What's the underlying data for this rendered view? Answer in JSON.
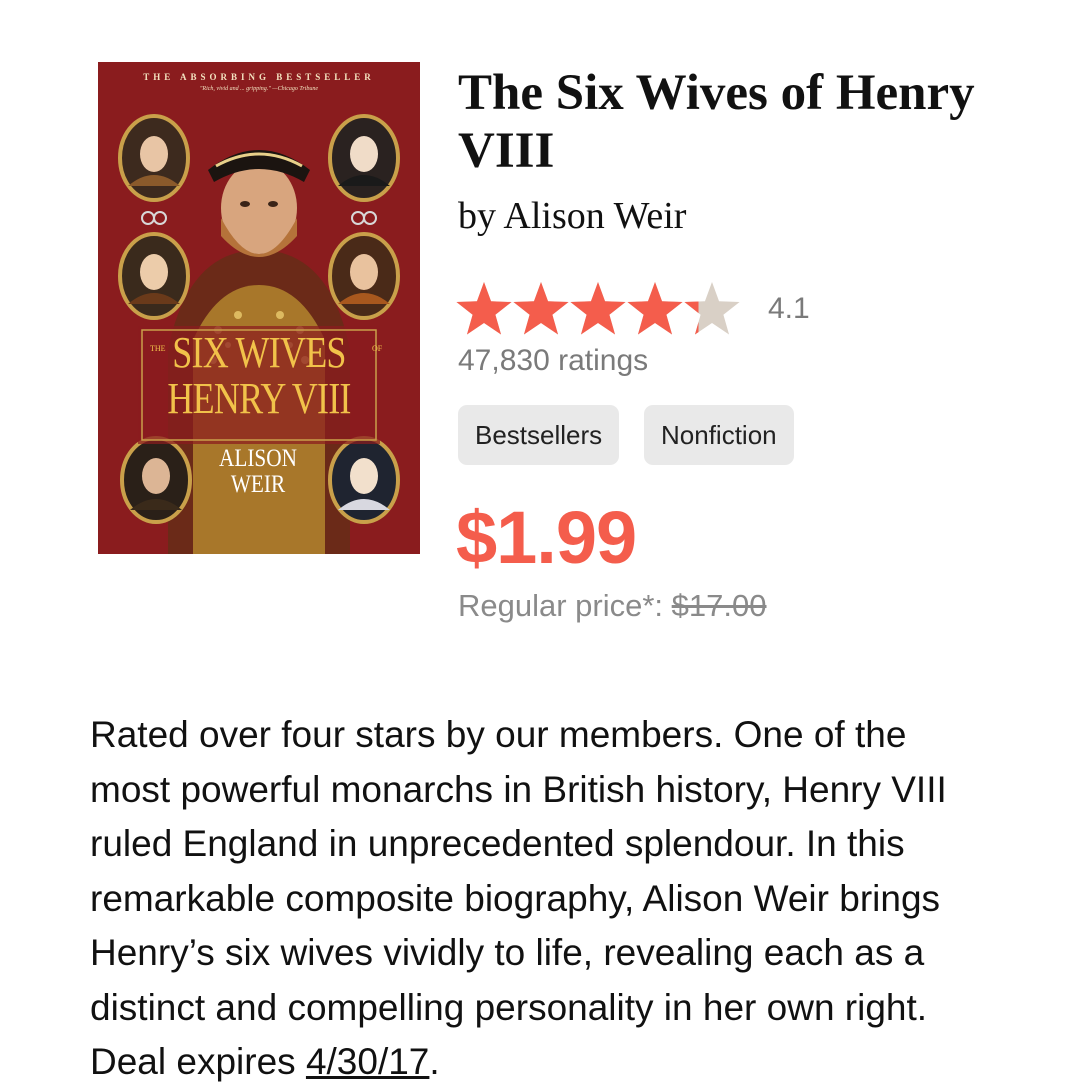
{
  "cover": {
    "tagline": "THE ABSORBING BESTSELLER",
    "quote": "\"Rich, vivid and ... gripping.\" —Chicago Tribune",
    "title_line1": "SIX WIVES",
    "title_line2": "HENRY VIII",
    "title_small_the": "THE",
    "title_small_of": "OF",
    "author_line1": "ALISON",
    "author_line2": "WEIR",
    "colors": {
      "background": "#8a1c1e",
      "title": "#f1c24a",
      "gold": "#c9a04a"
    }
  },
  "book": {
    "title": "The Six Wives of Henry VIII",
    "author_line": "by Alison Weir"
  },
  "rating": {
    "value": "4.1",
    "stars_filled": 4.1,
    "stars_max": 5,
    "count_text": "47,830 ratings",
    "colors": {
      "filled": "#f45d4c",
      "empty": "#d9d0c6"
    }
  },
  "tags": [
    "Bestsellers",
    "Nonfiction"
  ],
  "pricing": {
    "price": "$1.99",
    "regular_label": "Regular price*:",
    "regular_value": "$17.00",
    "accent_color": "#f45d4c"
  },
  "description": {
    "text": "Rated over four stars by our members. One of the most powerful monarchs in British history, Henry VIII ruled England in unprecedented splendour. In this remarkable composite biography, Alison Weir brings Henry’s six wives vividly to life, revealing each as a distinct and compelling personality in her own right. Deal expires",
    "deal_date": "4/30/17",
    "end": "."
  }
}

+===+

Every line of text is to be repeated exactly; pictures are left out.

What's the underlying data for this rendered view? Answer in JSON.
{
  "cover": {
    "tagline": "THE ABSORBING BESTSELLER",
    "quote": "\"Rich, vivid and ... gripping.\" —Chicago Tribune",
    "title_line1": "SIX WIVES",
    "title_line2": "HENRY VIII",
    "title_small_the": "THE",
    "title_small_of": "OF",
    "author_line1": "ALISON",
    "author_line2": "WEIR",
    "colors": {
      "background": "#8a1c1e",
      "title": "#f1c24a",
      "gold": "#c9a04a"
    }
  },
  "book": {
    "title": "The Six Wives of Henry VIII",
    "author_line": "by Alison Weir"
  },
  "rating": {
    "value": "4.1",
    "stars_filled": 4.1,
    "stars_max": 5,
    "count_text": "47,830 ratings",
    "colors": {
      "filled": "#f45d4c",
      "empty": "#d9d0c6"
    }
  },
  "tags": [
    "Bestsellers",
    "Nonfiction"
  ],
  "pricing": {
    "price": "$1.99",
    "regular_label": "Regular price*:",
    "regular_value": "$17.00",
    "accent_color": "#f45d4c"
  },
  "description": {
    "text": "Rated over four stars by our members. One of the most powerful monarchs in British history, Henry VIII ruled England in unprecedented splendour. In this remarkable composite biography, Alison Weir brings Henry’s six wives vividly to life, revealing each as a distinct and compelling personality in her own right. Deal expires",
    "deal_date": "4/30/17",
    "end": "."
  }
}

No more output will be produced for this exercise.